--- begin ---

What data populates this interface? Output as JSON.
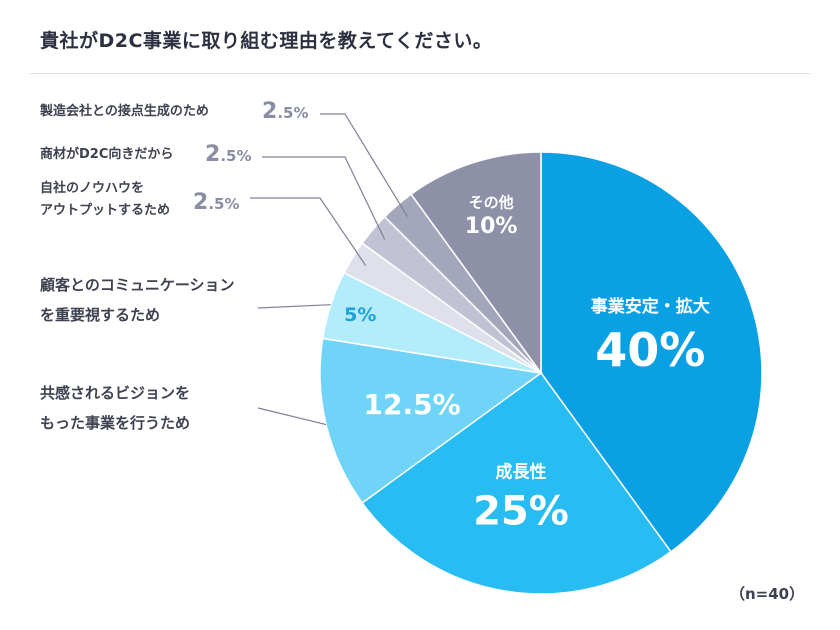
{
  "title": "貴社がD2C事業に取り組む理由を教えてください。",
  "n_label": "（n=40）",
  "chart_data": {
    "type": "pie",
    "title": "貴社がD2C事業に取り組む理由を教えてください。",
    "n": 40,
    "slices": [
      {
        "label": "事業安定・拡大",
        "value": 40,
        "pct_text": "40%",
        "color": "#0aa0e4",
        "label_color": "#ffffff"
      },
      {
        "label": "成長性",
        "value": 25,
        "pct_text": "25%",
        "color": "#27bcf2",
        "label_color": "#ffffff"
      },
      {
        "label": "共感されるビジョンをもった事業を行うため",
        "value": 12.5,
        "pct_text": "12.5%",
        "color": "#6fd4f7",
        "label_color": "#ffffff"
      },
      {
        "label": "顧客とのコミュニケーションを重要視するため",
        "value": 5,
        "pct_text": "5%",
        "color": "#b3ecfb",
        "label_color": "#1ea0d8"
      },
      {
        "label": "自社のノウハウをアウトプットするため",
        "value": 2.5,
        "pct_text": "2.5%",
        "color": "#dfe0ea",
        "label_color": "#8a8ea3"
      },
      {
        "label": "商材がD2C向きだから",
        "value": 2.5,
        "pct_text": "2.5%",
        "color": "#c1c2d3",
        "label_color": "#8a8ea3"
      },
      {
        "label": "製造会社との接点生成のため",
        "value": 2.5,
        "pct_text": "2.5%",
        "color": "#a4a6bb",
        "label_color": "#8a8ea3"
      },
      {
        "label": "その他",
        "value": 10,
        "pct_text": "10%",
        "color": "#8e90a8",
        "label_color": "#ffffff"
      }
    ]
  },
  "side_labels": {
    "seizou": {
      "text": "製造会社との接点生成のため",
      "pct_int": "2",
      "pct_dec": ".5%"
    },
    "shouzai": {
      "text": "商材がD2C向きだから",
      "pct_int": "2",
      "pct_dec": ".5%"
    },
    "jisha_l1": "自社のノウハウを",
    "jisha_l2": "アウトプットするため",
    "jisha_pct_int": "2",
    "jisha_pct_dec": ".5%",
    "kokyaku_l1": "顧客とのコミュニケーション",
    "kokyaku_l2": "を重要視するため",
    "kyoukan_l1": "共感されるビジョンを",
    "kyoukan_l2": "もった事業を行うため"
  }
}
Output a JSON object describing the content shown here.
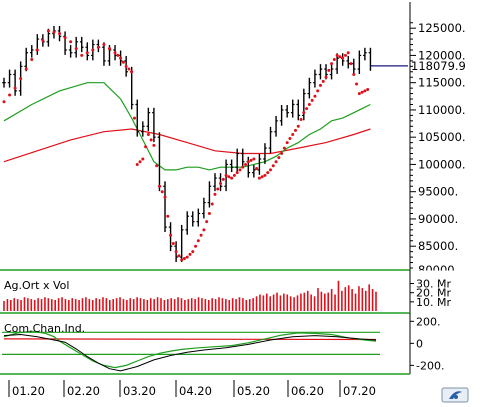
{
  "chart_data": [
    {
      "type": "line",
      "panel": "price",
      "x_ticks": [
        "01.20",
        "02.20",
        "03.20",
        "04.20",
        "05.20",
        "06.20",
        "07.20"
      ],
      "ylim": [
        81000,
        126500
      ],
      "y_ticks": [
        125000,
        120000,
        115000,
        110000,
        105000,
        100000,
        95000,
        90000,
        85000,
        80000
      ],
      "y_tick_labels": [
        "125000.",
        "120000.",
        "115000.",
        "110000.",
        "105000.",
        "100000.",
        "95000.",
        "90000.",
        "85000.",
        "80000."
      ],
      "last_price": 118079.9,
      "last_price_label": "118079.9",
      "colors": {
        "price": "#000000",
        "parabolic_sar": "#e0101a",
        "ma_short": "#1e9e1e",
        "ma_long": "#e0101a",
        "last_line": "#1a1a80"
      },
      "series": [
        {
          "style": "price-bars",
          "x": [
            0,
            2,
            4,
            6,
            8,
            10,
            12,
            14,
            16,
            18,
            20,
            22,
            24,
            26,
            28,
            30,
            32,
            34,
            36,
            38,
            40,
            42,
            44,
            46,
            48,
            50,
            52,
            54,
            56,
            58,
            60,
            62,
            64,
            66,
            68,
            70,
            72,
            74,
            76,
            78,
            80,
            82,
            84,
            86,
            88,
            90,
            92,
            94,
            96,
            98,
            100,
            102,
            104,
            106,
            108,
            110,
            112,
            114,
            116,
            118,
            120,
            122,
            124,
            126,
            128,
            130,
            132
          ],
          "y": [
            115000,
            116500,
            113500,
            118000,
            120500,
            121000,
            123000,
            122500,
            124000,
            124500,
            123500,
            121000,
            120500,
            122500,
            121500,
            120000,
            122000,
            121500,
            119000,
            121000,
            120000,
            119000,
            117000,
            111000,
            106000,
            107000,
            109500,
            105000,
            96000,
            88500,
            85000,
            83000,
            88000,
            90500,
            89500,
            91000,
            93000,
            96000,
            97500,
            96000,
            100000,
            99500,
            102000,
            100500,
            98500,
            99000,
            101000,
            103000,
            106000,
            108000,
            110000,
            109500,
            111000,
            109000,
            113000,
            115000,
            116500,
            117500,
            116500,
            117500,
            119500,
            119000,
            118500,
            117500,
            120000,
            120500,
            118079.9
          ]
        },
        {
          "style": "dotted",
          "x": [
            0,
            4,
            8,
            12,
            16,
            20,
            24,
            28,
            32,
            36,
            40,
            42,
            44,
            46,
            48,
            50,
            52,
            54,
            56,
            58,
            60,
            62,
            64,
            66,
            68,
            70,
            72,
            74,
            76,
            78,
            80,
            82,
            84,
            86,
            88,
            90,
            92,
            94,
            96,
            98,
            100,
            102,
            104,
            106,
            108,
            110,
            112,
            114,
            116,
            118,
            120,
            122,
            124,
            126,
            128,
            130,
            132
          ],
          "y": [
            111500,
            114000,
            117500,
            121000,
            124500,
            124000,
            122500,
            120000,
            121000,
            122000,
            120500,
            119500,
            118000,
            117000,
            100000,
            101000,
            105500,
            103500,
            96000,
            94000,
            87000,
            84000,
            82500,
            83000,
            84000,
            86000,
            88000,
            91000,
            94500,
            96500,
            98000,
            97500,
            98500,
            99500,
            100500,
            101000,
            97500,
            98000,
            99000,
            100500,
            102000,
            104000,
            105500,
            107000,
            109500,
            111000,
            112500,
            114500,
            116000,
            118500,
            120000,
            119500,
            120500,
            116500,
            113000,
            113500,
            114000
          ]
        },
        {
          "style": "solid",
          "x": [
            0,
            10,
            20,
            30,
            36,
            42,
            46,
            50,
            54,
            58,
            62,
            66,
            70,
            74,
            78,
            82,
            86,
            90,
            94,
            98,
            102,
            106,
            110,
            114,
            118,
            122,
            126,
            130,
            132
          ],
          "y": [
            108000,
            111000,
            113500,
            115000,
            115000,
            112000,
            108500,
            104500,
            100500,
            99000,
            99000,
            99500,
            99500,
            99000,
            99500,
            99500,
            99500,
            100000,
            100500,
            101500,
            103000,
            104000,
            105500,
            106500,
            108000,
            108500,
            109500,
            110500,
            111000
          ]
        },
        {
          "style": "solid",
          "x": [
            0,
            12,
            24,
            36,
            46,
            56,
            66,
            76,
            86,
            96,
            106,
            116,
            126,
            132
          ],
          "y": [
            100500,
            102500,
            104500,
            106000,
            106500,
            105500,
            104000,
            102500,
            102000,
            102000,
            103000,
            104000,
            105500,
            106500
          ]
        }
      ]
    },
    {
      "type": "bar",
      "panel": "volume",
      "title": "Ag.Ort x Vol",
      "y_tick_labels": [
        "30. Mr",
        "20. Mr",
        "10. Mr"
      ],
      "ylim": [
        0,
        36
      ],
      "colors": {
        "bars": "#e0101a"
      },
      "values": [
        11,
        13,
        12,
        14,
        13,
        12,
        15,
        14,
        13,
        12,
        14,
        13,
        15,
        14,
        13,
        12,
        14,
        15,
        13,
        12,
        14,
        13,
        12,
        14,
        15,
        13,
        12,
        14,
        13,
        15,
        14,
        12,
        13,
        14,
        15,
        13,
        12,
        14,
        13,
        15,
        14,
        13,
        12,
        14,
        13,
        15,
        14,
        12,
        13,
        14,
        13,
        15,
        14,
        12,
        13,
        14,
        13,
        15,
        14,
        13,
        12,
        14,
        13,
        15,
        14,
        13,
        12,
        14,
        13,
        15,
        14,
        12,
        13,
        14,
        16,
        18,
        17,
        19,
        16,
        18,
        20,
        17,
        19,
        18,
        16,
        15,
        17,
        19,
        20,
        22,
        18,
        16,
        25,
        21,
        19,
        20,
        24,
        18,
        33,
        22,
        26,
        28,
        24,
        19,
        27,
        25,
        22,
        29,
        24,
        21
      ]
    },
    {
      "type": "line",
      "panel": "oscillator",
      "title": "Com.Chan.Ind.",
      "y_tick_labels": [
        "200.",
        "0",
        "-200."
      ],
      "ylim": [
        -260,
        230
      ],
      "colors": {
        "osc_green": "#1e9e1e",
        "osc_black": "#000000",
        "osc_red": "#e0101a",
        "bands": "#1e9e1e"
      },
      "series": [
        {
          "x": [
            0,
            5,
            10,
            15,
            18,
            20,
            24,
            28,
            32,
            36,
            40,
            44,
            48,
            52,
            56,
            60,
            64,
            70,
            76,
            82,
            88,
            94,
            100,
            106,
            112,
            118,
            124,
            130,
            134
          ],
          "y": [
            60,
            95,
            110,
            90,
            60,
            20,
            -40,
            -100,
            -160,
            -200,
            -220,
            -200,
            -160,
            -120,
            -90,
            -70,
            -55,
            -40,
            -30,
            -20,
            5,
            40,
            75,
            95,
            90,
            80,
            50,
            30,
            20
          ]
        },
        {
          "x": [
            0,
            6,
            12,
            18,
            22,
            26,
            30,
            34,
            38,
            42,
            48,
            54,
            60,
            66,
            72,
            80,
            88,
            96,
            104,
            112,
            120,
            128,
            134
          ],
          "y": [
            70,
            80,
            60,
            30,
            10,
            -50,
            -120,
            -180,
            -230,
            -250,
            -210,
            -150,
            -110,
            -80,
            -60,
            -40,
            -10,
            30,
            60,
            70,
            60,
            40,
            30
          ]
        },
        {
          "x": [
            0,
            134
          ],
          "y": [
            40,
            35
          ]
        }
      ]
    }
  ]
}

--- end ---
--- begin ---

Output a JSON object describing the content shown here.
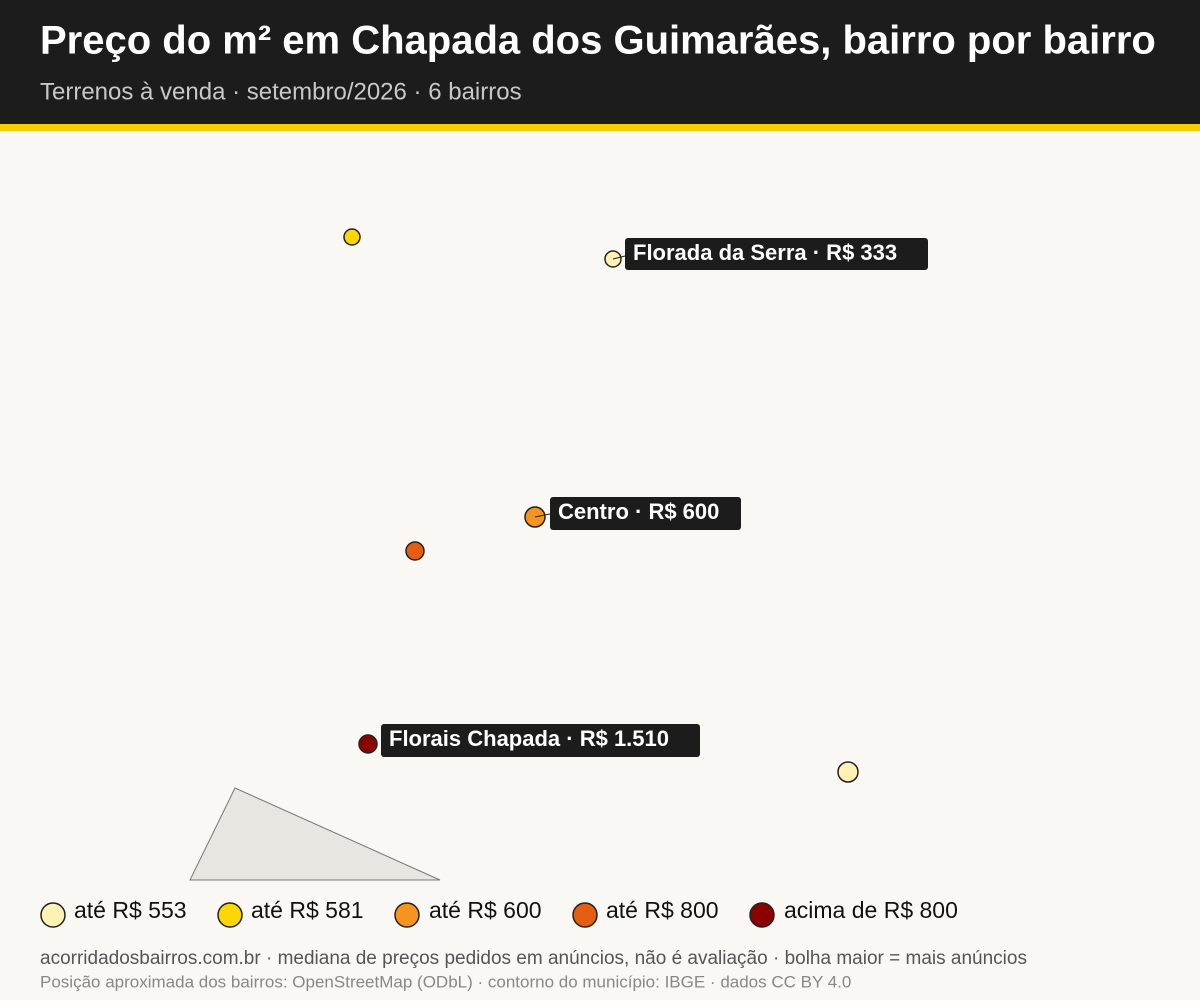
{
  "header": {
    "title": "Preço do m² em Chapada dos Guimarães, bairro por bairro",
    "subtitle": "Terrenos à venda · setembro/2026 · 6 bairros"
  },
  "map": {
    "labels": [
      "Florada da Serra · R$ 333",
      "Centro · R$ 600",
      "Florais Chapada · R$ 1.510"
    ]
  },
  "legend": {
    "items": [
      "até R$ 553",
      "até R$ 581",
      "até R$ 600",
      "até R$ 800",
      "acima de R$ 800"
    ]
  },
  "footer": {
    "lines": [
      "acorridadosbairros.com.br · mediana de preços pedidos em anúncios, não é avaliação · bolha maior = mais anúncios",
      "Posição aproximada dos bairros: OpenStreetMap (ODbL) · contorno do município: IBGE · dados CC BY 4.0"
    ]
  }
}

--- end ---

■ **STATED GOAL**:
Track down the lines that include the word "panel" and copy them.

■ **SOLVED EXERCISE**:
      "panel": "price",
      "panel": "volume",
      "panel": "oscillator",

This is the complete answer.